> [SET EXERCISE]: Look for the string "Tidak" in the lines and copy each line that has it.

========================

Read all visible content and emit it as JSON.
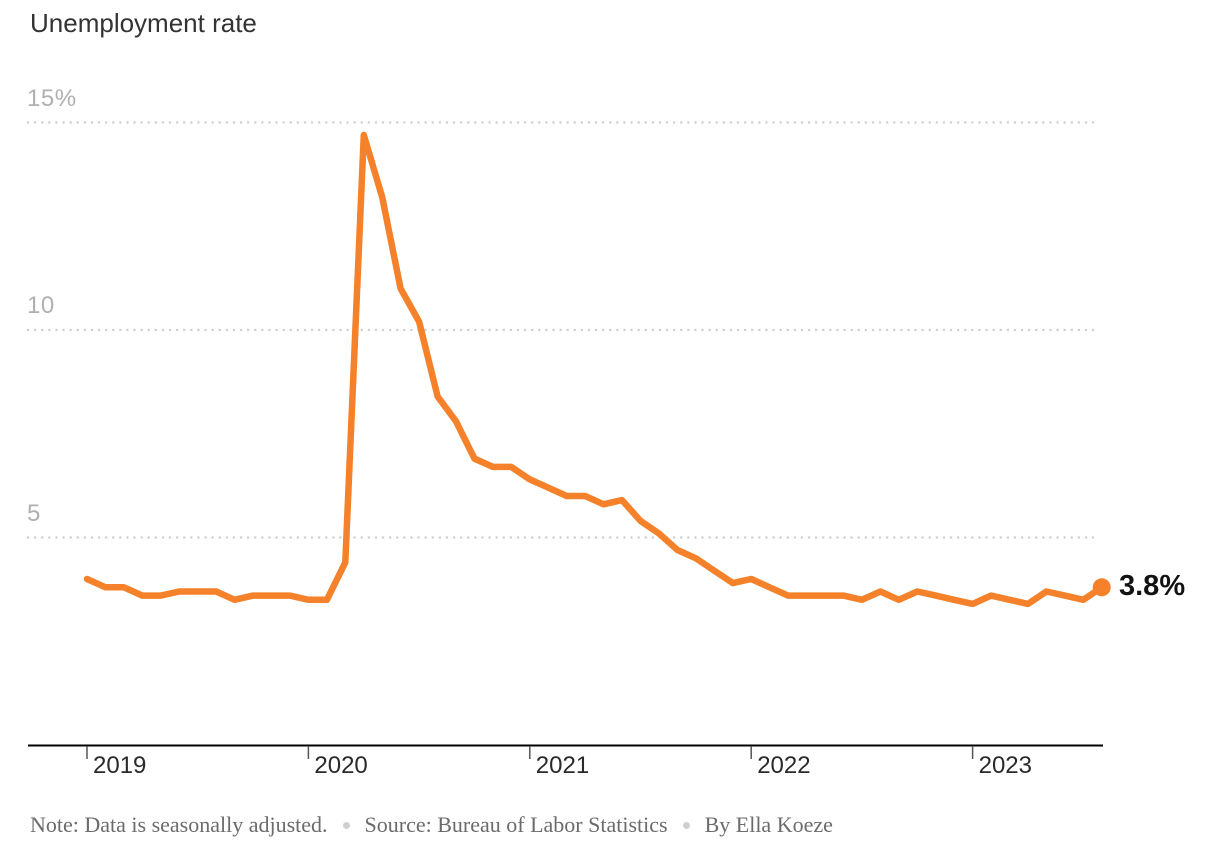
{
  "page": {
    "title": "Unemployment rate"
  },
  "chart_data": {
    "type": "line",
    "title": "Unemployment rate",
    "legend": "none",
    "grid": "dotted-horizontal",
    "y_axis": {
      "range": [
        0,
        15.9
      ],
      "ticks": [
        {
          "label": "15%",
          "value": 15
        },
        {
          "label": "10",
          "value": 10
        },
        {
          "label": "5",
          "value": 5
        }
      ]
    },
    "x_axis": {
      "ticks": [
        {
          "label": "2019",
          "month_index": 0
        },
        {
          "label": "2020",
          "month_index": 12
        },
        {
          "label": "2021",
          "month_index": 24
        },
        {
          "label": "2022",
          "month_index": 36
        },
        {
          "label": "2023",
          "month_index": 48
        }
      ]
    },
    "series": [
      {
        "name": "Unemployment rate",
        "frequency": "monthly",
        "start": "2019-01",
        "end": "2023-08",
        "unit": "percent",
        "values": [
          4.0,
          3.8,
          3.8,
          3.6,
          3.6,
          3.7,
          3.7,
          3.7,
          3.5,
          3.6,
          3.6,
          3.6,
          3.5,
          3.5,
          4.4,
          14.7,
          13.2,
          11.0,
          10.2,
          8.4,
          7.8,
          6.9,
          6.7,
          6.7,
          6.4,
          6.2,
          6.0,
          6.0,
          5.8,
          5.9,
          5.4,
          5.1,
          4.7,
          4.5,
          4.2,
          3.9,
          4.0,
          3.8,
          3.6,
          3.6,
          3.6,
          3.6,
          3.5,
          3.7,
          3.5,
          3.7,
          3.6,
          3.5,
          3.4,
          3.6,
          3.5,
          3.4,
          3.7,
          3.6,
          3.5,
          3.8
        ]
      }
    ],
    "end_label": "3.8%",
    "colors": {
      "line": "#f5822a",
      "end_dot": "#f5822a",
      "gridline": "#cfcfcf",
      "axis_line": "#000000",
      "tick_mark": "#555555",
      "x_label": "#2a2a2a",
      "y_label": "#b0b0b0",
      "end_label_text": "#121212"
    }
  },
  "footer": {
    "note": "Note: Data is seasonally adjusted.",
    "source": "Source: Bureau of Labor Statistics",
    "byline": "By Ella Koeze"
  }
}
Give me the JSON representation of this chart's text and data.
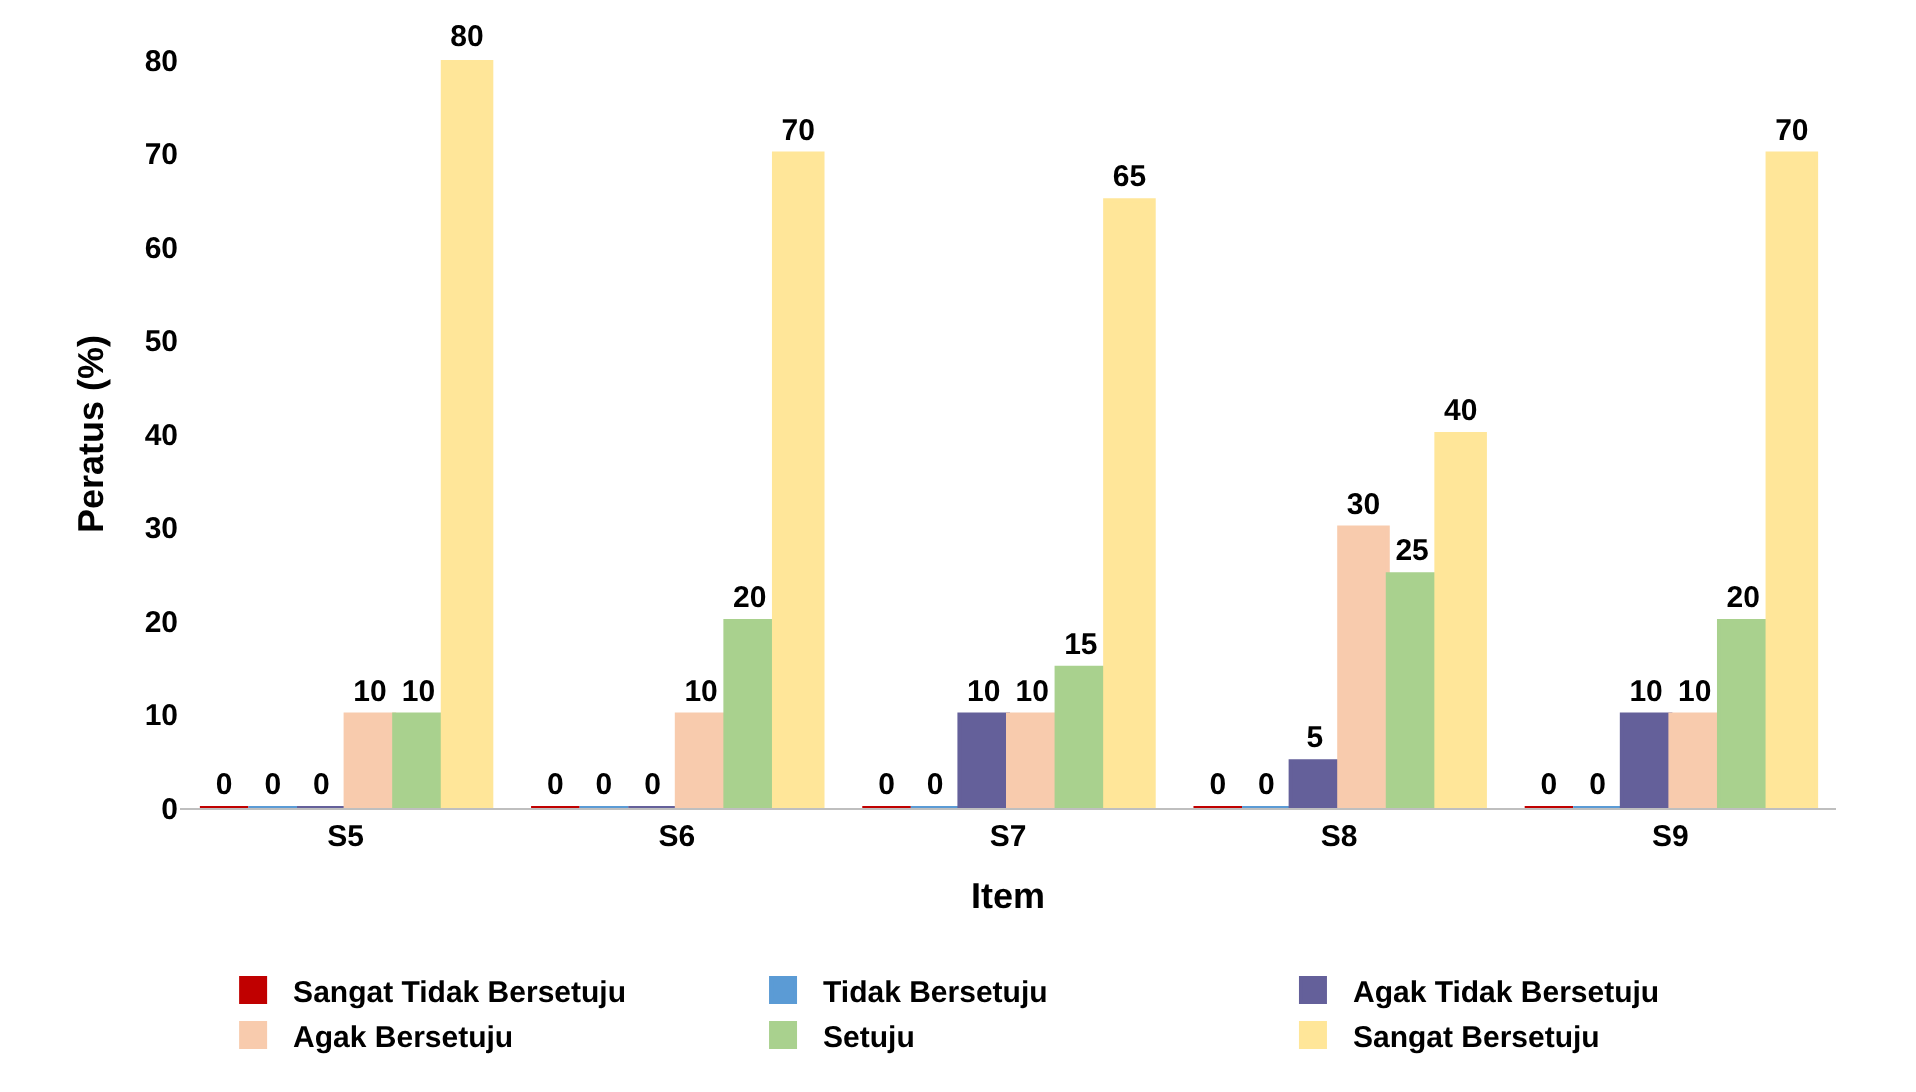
{
  "chart_data": {
    "type": "bar",
    "xlabel": "Item",
    "ylabel": "Peratus (%)",
    "categories": [
      "S5",
      "S6",
      "S7",
      "S8",
      "S9"
    ],
    "series": [
      {
        "name": "Sangat Tidak Bersetuju",
        "color": "#c00000",
        "values": [
          0,
          0,
          0,
          0,
          0
        ]
      },
      {
        "name": "Tidak Bersetuju",
        "color": "#5b9bd5",
        "values": [
          0,
          0,
          0,
          0,
          0
        ]
      },
      {
        "name": "Agak Tidak Bersetuju",
        "color": "#64609a",
        "values": [
          0,
          0,
          10,
          5,
          10
        ]
      },
      {
        "name": "Agak Bersetuju",
        "color": "#f8cbad",
        "values": [
          10,
          10,
          10,
          30,
          10
        ]
      },
      {
        "name": "Setuju",
        "color": "#a9d18e",
        "values": [
          10,
          20,
          15,
          25,
          20
        ]
      },
      {
        "name": "Sangat Bersetuju",
        "color": "#ffe699",
        "values": [
          80,
          70,
          65,
          40,
          70
        ]
      }
    ],
    "ylim": [
      0,
      80
    ],
    "yticks": [
      0,
      10,
      20,
      30,
      40,
      50,
      60,
      70,
      80
    ],
    "data_labels": true,
    "legend": "bottom"
  }
}
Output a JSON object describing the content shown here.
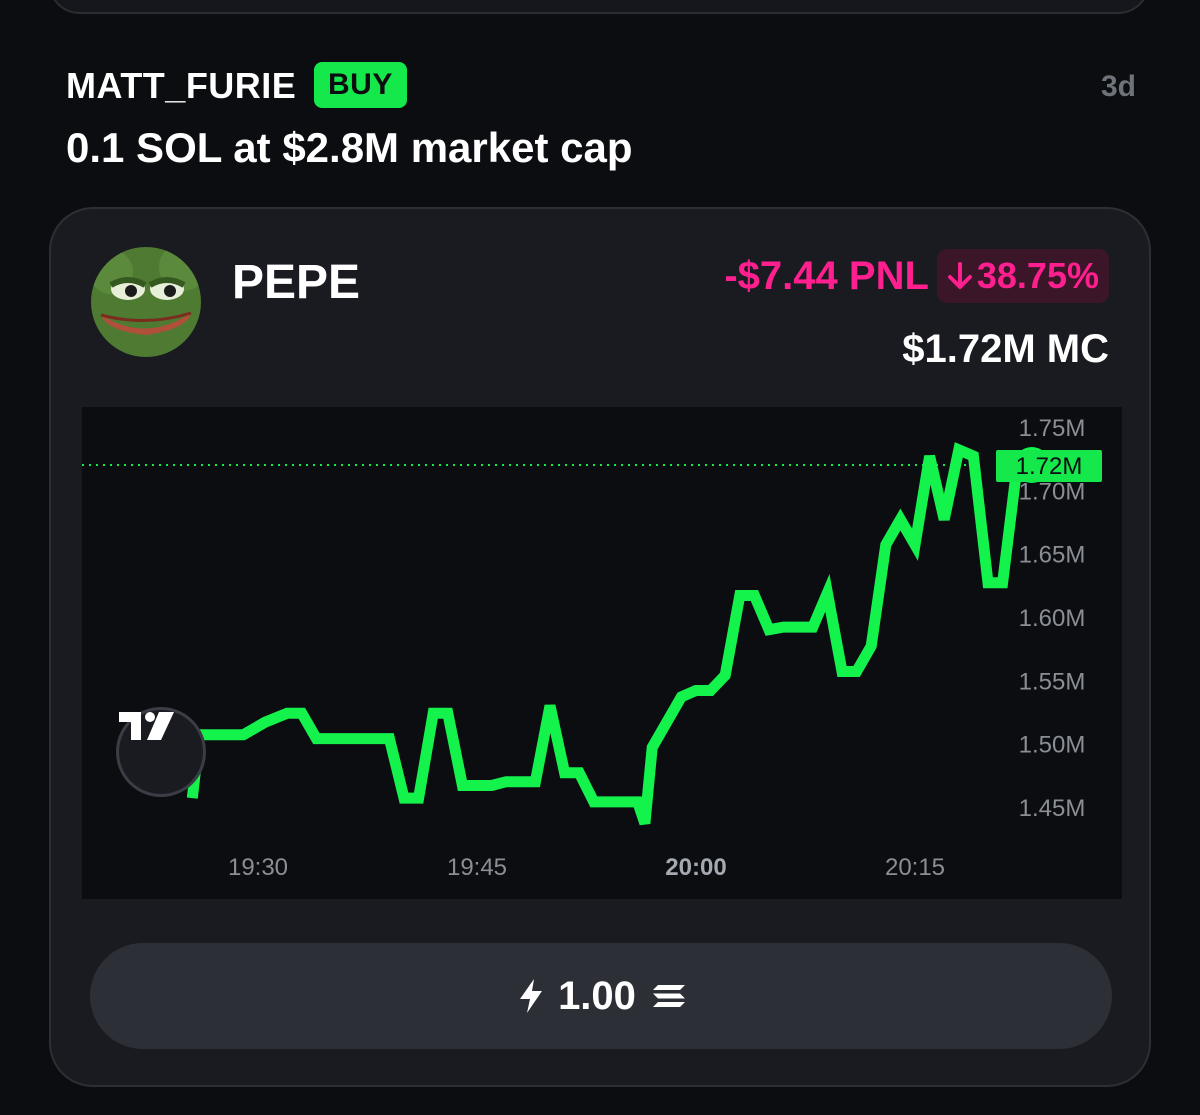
{
  "post": {
    "username": "MATT_FURIE",
    "action_badge": "BUY",
    "time_ago": "3d",
    "description": "0.1 SOL at $2.8M market cap"
  },
  "token": {
    "name": "PEPE",
    "avatar_icon": "pepe-frog-icon",
    "pnl": "-$7.44 PNL",
    "pnl_change": "38.75%",
    "market_cap": "$1.72M MC"
  },
  "colors": {
    "accent_green": "#14e84a",
    "negative_pink": "#ff1f8e",
    "card_bg": "#191b20",
    "page_bg": "#0b0d11"
  },
  "chart_data": {
    "type": "line",
    "y_ticks": [
      "1.75M",
      "1.70M",
      "1.65M",
      "1.60M",
      "1.55M",
      "1.50M",
      "1.45M"
    ],
    "y_tick_values": [
      1.75,
      1.7,
      1.65,
      1.6,
      1.55,
      1.5,
      1.45
    ],
    "x_ticks": [
      "19:30",
      "19:45",
      "20:00",
      "20:15"
    ],
    "x_tick_minutes": [
      30,
      45,
      60,
      75
    ],
    "current_value_label": "1.72M",
    "current_value": 1.72,
    "ylim": [
      1.43,
      1.76
    ],
    "xlim": [
      25.3,
      80.4
    ],
    "grid": false,
    "series": [
      {
        "values": [
          [
            25.5,
            1.457
          ],
          [
            26.0,
            1.507
          ],
          [
            27.5,
            1.507
          ],
          [
            29.0,
            1.507
          ],
          [
            30.5,
            1.517
          ],
          [
            32.0,
            1.524
          ],
          [
            33.0,
            1.524
          ],
          [
            34.0,
            1.504
          ],
          [
            36.0,
            1.504
          ],
          [
            38.0,
            1.504
          ],
          [
            39.0,
            1.504
          ],
          [
            40.0,
            1.457
          ],
          [
            41.0,
            1.457
          ],
          [
            42.0,
            1.524
          ],
          [
            43.0,
            1.524
          ],
          [
            44.0,
            1.467
          ],
          [
            46.0,
            1.467
          ],
          [
            47.0,
            1.47
          ],
          [
            48.0,
            1.47
          ],
          [
            49.0,
            1.47
          ],
          [
            50.0,
            1.53
          ],
          [
            51.0,
            1.477
          ],
          [
            52.0,
            1.477
          ],
          [
            53.0,
            1.454
          ],
          [
            56.0,
            1.454
          ],
          [
            56.5,
            1.437
          ],
          [
            57.0,
            1.497
          ],
          [
            58.0,
            1.517
          ],
          [
            59.0,
            1.537
          ],
          [
            60.0,
            1.542
          ],
          [
            61.0,
            1.542
          ],
          [
            62.0,
            1.554
          ],
          [
            63.0,
            1.617
          ],
          [
            64.0,
            1.617
          ],
          [
            65.0,
            1.59
          ],
          [
            66.0,
            1.592
          ],
          [
            67.0,
            1.592
          ],
          [
            68.0,
            1.592
          ],
          [
            69.0,
            1.619
          ],
          [
            70.0,
            1.557
          ],
          [
            71.0,
            1.557
          ],
          [
            72.0,
            1.577
          ],
          [
            73.0,
            1.657
          ],
          [
            74.0,
            1.677
          ],
          [
            75.0,
            1.657
          ],
          [
            76.0,
            1.727
          ],
          [
            77.0,
            1.677
          ],
          [
            78.0,
            1.732
          ],
          [
            79.0,
            1.727
          ],
          [
            80.0,
            1.627
          ],
          [
            81.0,
            1.627
          ],
          [
            82.0,
            1.72
          ],
          [
            83.0,
            1.72
          ]
        ]
      }
    ]
  }
}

========================

> [WRITTEN RESPONSE]:
        "name": "Sangat Tidak Bersetuju",
        "name": "Tidak Bersetuju",
        "name": "Agak Tidak Bersetuju",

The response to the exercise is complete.